The entries that follow should be written out exactly.

§ **EXTRACTED ENTRIES**
▬▬▬▬▬▬

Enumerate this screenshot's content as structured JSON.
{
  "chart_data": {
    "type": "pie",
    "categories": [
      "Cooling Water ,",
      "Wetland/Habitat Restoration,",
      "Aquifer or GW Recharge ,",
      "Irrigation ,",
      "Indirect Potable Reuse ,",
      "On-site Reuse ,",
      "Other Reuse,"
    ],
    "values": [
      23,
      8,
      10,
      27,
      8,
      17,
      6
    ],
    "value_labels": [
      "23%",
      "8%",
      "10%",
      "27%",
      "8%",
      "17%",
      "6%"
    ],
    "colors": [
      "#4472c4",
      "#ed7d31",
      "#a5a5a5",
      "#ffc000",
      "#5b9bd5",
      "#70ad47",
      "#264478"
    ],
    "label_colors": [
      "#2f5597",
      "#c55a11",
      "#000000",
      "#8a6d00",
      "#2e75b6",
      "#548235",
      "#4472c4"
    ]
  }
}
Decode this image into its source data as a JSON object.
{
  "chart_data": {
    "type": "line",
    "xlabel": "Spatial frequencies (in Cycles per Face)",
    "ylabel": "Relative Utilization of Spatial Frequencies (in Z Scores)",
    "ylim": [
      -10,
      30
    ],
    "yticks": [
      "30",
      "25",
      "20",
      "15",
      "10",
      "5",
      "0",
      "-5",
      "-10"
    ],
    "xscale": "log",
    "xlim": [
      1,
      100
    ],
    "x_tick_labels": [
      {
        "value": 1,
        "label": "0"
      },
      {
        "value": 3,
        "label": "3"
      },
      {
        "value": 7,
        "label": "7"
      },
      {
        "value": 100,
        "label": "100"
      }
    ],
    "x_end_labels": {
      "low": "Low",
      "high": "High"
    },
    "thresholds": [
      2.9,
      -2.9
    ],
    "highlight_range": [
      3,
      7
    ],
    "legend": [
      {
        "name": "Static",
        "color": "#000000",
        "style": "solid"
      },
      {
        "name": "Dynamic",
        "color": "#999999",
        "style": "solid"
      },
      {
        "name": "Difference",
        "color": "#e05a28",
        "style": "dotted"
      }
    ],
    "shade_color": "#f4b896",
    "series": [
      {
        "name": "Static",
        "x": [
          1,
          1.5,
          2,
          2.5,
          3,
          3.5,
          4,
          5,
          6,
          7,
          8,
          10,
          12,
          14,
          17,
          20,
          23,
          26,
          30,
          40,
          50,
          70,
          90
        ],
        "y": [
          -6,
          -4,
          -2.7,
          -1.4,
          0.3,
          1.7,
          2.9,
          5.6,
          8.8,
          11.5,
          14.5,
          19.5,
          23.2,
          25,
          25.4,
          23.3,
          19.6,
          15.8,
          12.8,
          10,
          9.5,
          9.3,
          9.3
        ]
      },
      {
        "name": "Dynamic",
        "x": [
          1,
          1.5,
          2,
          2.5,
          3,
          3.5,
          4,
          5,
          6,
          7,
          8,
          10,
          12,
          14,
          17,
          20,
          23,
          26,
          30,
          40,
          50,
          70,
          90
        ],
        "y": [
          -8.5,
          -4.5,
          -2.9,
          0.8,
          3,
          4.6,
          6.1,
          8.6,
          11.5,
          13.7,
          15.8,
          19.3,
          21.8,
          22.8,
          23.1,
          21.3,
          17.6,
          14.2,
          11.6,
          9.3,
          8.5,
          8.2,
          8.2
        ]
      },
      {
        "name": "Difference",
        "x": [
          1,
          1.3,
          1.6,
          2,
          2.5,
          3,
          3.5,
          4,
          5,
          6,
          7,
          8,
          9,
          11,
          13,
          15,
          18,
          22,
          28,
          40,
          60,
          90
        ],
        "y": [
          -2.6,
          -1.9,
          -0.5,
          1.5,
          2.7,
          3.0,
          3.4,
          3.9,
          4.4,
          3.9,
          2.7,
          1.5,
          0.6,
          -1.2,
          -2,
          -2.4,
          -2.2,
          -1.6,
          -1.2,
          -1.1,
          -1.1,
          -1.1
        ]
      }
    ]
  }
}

▬▬▬▬▬▬

§ **SOLUTION TO THE EXERCISE**
Enumerate this screenshot's content as structured JSON.
{
  "chart_data": {
    "type": "pie",
    "categories": [
      "Cooling Water ,",
      "Wetland/Habitat Restoration,",
      "Aquifer or GW Recharge ,",
      "Irrigation ,",
      "Indirect Potable Reuse ,",
      "On-site Reuse ,",
      "Other Reuse,"
    ],
    "values": [
      23,
      8,
      10,
      27,
      8,
      17,
      6
    ],
    "value_labels": [
      "23%",
      "8%",
      "10%",
      "27%",
      "8%",
      "17%",
      "6%"
    ],
    "colors": [
      "#4472c4",
      "#ed7d31",
      "#a5a5a5",
      "#ffc000",
      "#5b9bd5",
      "#70ad47",
      "#264478"
    ],
    "label_colors": [
      "#2f5597",
      "#c55a11",
      "#000000",
      "#8a6d00",
      "#2e75b6",
      "#548235",
      "#4472c4"
    ]
  }
}
Decode this image into its source data as a JSON object.
{
  "chart_data": {
    "type": "line",
    "xlabel": "Spatial frequencies (in Cycles per Face)",
    "ylabel": "Relative Utilization of Spatial Frequencies (in Z Scores)",
    "ylim": [
      -10,
      30
    ],
    "yticks": [
      "30",
      "25",
      "20",
      "15",
      "10",
      "5",
      "0",
      "-5",
      "-10"
    ],
    "xscale": "log",
    "xlim": [
      1,
      100
    ],
    "x_tick_labels": [
      {
        "value": 1,
        "label": "0"
      },
      {
        "value": 3,
        "label": "3"
      },
      {
        "value": 7,
        "label": "7"
      },
      {
        "value": 100,
        "label": "100"
      }
    ],
    "x_end_labels": {
      "low": "Low",
      "high": "High"
    },
    "thresholds": [
      2.9,
      -2.9
    ],
    "highlight_range": [
      3,
      7
    ],
    "legend": [
      {
        "name": "Static",
        "color": "#000000",
        "style": "solid"
      },
      {
        "name": "Dynamic",
        "color": "#999999",
        "style": "solid"
      },
      {
        "name": "Difference",
        "color": "#e05a28",
        "style": "dotted"
      }
    ],
    "shade_color": "#f4b896",
    "series": [
      {
        "name": "Static",
        "x": [
          1,
          1.5,
          2,
          2.5,
          3,
          3.5,
          4,
          5,
          6,
          7,
          8,
          10,
          12,
          14,
          17,
          20,
          23,
          26,
          30,
          40,
          50,
          70,
          90
        ],
        "y": [
          -6,
          -4,
          -2.7,
          -1.4,
          0.3,
          1.7,
          2.9,
          5.6,
          8.8,
          11.5,
          14.5,
          19.5,
          23.2,
          25,
          25.4,
          23.3,
          19.6,
          15.8,
          12.8,
          10,
          9.5,
          9.3,
          9.3
        ]
      },
      {
        "name": "Dynamic",
        "x": [
          1,
          1.5,
          2,
          2.5,
          3,
          3.5,
          4,
          5,
          6,
          7,
          8,
          10,
          12,
          14,
          17,
          20,
          23,
          26,
          30,
          40,
          50,
          70,
          90
        ],
        "y": [
          -8.5,
          -4.5,
          -2.9,
          0.8,
          3,
          4.6,
          6.1,
          8.6,
          11.5,
          13.7,
          15.8,
          19.3,
          21.8,
          22.8,
          23.1,
          21.3,
          17.6,
          14.2,
          11.6,
          9.3,
          8.5,
          8.2,
          8.2
        ]
      },
      {
        "name": "Difference",
        "x": [
          1,
          1.3,
          1.6,
          2,
          2.5,
          3,
          3.5,
          4,
          5,
          6,
          7,
          8,
          9,
          11,
          13,
          15,
          18,
          22,
          28,
          40,
          60,
          90
        ],
        "y": [
          -2.6,
          -1.9,
          -0.5,
          1.5,
          2.7,
          3.0,
          3.4,
          3.9,
          4.4,
          3.9,
          2.7,
          1.5,
          0.6,
          -1.2,
          -2,
          -2.4,
          -2.2,
          -1.6,
          -1.2,
          -1.1,
          -1.1,
          -1.1
        ]
      }
    ]
  }
}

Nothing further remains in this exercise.